## PROVIDED INFORMATION
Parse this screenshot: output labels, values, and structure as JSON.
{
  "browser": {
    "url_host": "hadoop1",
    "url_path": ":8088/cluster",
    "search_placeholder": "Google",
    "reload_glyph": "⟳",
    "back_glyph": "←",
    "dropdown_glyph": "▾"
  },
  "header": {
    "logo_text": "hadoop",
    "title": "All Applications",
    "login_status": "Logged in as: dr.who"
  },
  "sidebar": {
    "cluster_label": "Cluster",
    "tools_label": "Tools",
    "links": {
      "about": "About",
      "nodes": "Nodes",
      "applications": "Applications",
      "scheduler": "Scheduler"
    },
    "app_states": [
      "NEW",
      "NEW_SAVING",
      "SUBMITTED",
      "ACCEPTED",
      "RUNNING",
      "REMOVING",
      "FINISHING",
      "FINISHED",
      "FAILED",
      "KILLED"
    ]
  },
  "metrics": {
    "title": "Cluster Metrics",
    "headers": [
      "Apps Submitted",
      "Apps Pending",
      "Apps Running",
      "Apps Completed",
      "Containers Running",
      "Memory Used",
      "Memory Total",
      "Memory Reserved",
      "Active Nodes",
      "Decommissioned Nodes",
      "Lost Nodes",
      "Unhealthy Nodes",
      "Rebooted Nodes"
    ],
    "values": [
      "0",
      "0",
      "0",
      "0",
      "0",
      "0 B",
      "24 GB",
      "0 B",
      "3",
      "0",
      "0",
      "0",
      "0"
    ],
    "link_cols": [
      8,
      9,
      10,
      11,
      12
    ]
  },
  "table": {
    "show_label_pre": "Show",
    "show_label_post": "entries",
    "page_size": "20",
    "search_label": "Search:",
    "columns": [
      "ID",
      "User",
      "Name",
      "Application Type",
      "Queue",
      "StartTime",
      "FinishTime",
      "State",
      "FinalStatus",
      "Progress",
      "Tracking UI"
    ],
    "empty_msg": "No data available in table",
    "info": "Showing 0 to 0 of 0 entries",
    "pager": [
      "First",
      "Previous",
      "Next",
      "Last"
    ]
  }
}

## PROBLEM DETAILS
Each line holding the word "entries" counts once; report the total and nothing else.

## THE COMPLETED TASK
2